■ Your objective ■
Note each line of the listing that contains the string "vàng", and copy it.
☆ ☆ ☆ ☆
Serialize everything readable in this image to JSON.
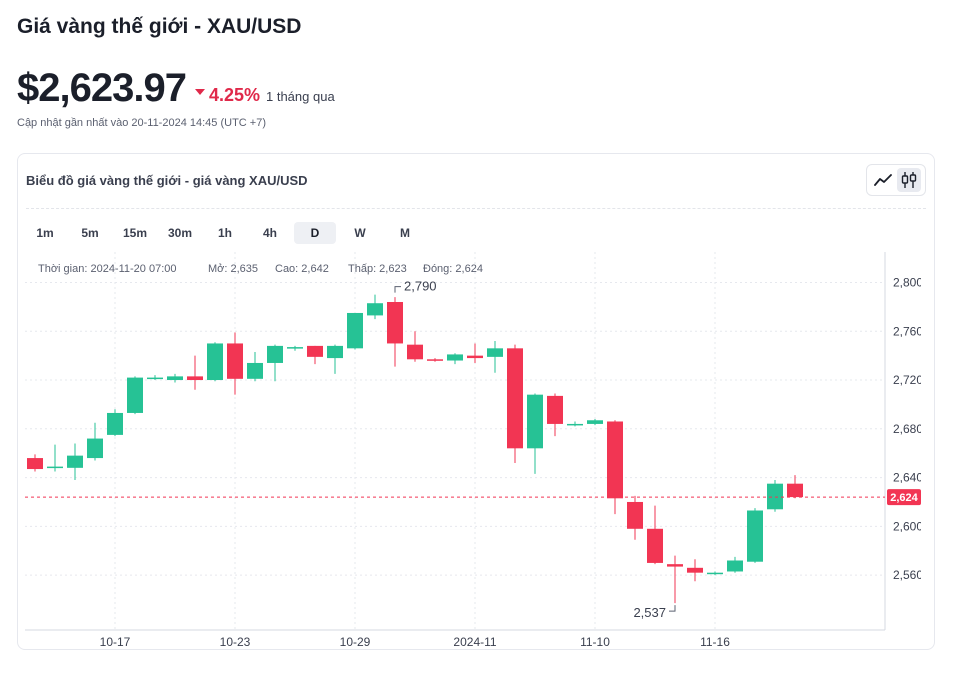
{
  "header": {
    "title": "Giá vàng thế giới - XAU/USD",
    "price": "$2,623.97",
    "change_pct": "4.25%",
    "change_period": "1 tháng qua",
    "updated": "Cập nhật gần nhất vào 20-11-2024 14:45 (UTC +7)"
  },
  "card": {
    "title": "Biểu đồ giá vàng thế giới - giá vàng XAU/USD",
    "chart_type_icons": [
      "line-chart-icon",
      "candlestick-icon"
    ],
    "active_chart_type": "candlestick-icon",
    "intervals": [
      "1m",
      "5m",
      "15m",
      "30m",
      "1h",
      "4h",
      "D",
      "W",
      "M"
    ],
    "active_interval": "D"
  },
  "colors": {
    "up": "#26c295",
    "down": "#f23553",
    "grid": "#e6e8ee",
    "accent": "#e0294a"
  },
  "chart_data": {
    "type": "candlestick",
    "ohlc_legend": {
      "time": "Thời gian: 2024-11-20 07:00",
      "open": "Mở: 2,635",
      "high": "Cao: 2,642",
      "low": "Thấp: 2,623",
      "close": "Đóng: 2,624"
    },
    "x_tick_labels": [
      {
        "label": "10-17",
        "index": 4
      },
      {
        "label": "10-23",
        "index": 10
      },
      {
        "label": "10-29",
        "index": 16
      },
      {
        "label": "2024-11",
        "index": 22
      },
      {
        "label": "11-10",
        "index": 28
      },
      {
        "label": "11-16",
        "index": 34
      }
    ],
    "ylim": [
      2515,
      2825
    ],
    "y_ticks": [
      2800,
      2760,
      2720,
      2680,
      2640,
      2600,
      2560
    ],
    "y_tick_labels": [
      "2,800",
      "2,760",
      "2,720",
      "2,680",
      "2,640",
      "2,600",
      "2,560"
    ],
    "current_price": 2624,
    "current_price_label": "2,624",
    "annotations": [
      {
        "text": "2,790",
        "index": 18,
        "value": 2790,
        "position": "above"
      },
      {
        "text": "2,537",
        "index": 32,
        "value": 2537,
        "position": "below"
      }
    ],
    "candles": [
      {
        "o": 2656,
        "h": 2659,
        "l": 2645,
        "c": 2647
      },
      {
        "o": 2648,
        "h": 2667,
        "l": 2645,
        "c": 2649
      },
      {
        "o": 2648,
        "h": 2668,
        "l": 2638,
        "c": 2658
      },
      {
        "o": 2656,
        "h": 2685,
        "l": 2654,
        "c": 2672
      },
      {
        "o": 2675,
        "h": 2696,
        "l": 2674,
        "c": 2693
      },
      {
        "o": 2693,
        "h": 2723,
        "l": 2692,
        "c": 2722
      },
      {
        "o": 2721,
        "h": 2724,
        "l": 2720,
        "c": 2722
      },
      {
        "o": 2720,
        "h": 2725,
        "l": 2718,
        "c": 2723
      },
      {
        "o": 2723,
        "h": 2740,
        "l": 2712,
        "c": 2720
      },
      {
        "o": 2720,
        "h": 2751,
        "l": 2719,
        "c": 2750
      },
      {
        "o": 2750,
        "h": 2759,
        "l": 2708,
        "c": 2721
      },
      {
        "o": 2721,
        "h": 2743,
        "l": 2719,
        "c": 2734
      },
      {
        "o": 2734,
        "h": 2749,
        "l": 2719,
        "c": 2748
      },
      {
        "o": 2746,
        "h": 2748,
        "l": 2744,
        "c": 2747
      },
      {
        "o": 2748,
        "h": 2748,
        "l": 2733,
        "c": 2739
      },
      {
        "o": 2738,
        "h": 2749,
        "l": 2725,
        "c": 2748
      },
      {
        "o": 2746,
        "h": 2775,
        "l": 2745,
        "c": 2775
      },
      {
        "o": 2773,
        "h": 2790,
        "l": 2770,
        "c": 2783
      },
      {
        "o": 2784,
        "h": 2788,
        "l": 2731,
        "c": 2750
      },
      {
        "o": 2749,
        "h": 2760,
        "l": 2735,
        "c": 2737
      },
      {
        "o": 2737,
        "h": 2738,
        "l": 2735,
        "c": 2736
      },
      {
        "o": 2736,
        "h": 2742,
        "l": 2733,
        "c": 2741
      },
      {
        "o": 2740,
        "h": 2750,
        "l": 2734,
        "c": 2738
      },
      {
        "o": 2739,
        "h": 2752,
        "l": 2726,
        "c": 2746
      },
      {
        "o": 2746,
        "h": 2749,
        "l": 2652,
        "c": 2664
      },
      {
        "o": 2664,
        "h": 2709,
        "l": 2643,
        "c": 2708
      },
      {
        "o": 2707,
        "h": 2709,
        "l": 2674,
        "c": 2684
      },
      {
        "o": 2684,
        "h": 2686,
        "l": 2682,
        "c": 2684
      },
      {
        "o": 2684,
        "h": 2688,
        "l": 2683,
        "c": 2687
      },
      {
        "o": 2686,
        "h": 2687,
        "l": 2610,
        "c": 2623
      },
      {
        "o": 2620,
        "h": 2625,
        "l": 2589,
        "c": 2598
      },
      {
        "o": 2598,
        "h": 2617,
        "l": 2569,
        "c": 2570
      },
      {
        "o": 2569,
        "h": 2576,
        "l": 2537,
        "c": 2567
      },
      {
        "o": 2566,
        "h": 2573,
        "l": 2555,
        "c": 2562
      },
      {
        "o": 2562,
        "h": 2563,
        "l": 2560,
        "c": 2562
      },
      {
        "o": 2563,
        "h": 2575,
        "l": 2562,
        "c": 2572
      },
      {
        "o": 2571,
        "h": 2615,
        "l": 2570,
        "c": 2613
      },
      {
        "o": 2614,
        "h": 2638,
        "l": 2612,
        "c": 2635
      },
      {
        "o": 2635,
        "h": 2642,
        "l": 2623,
        "c": 2624
      }
    ]
  }
}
☆ ☆ ☆ ☆
■ Full solution ■
    "title": "Giá vàng thế giới - XAU/USD",
    "title": "Biểu đồ giá vàng thế giới - giá vàng XAU/USD",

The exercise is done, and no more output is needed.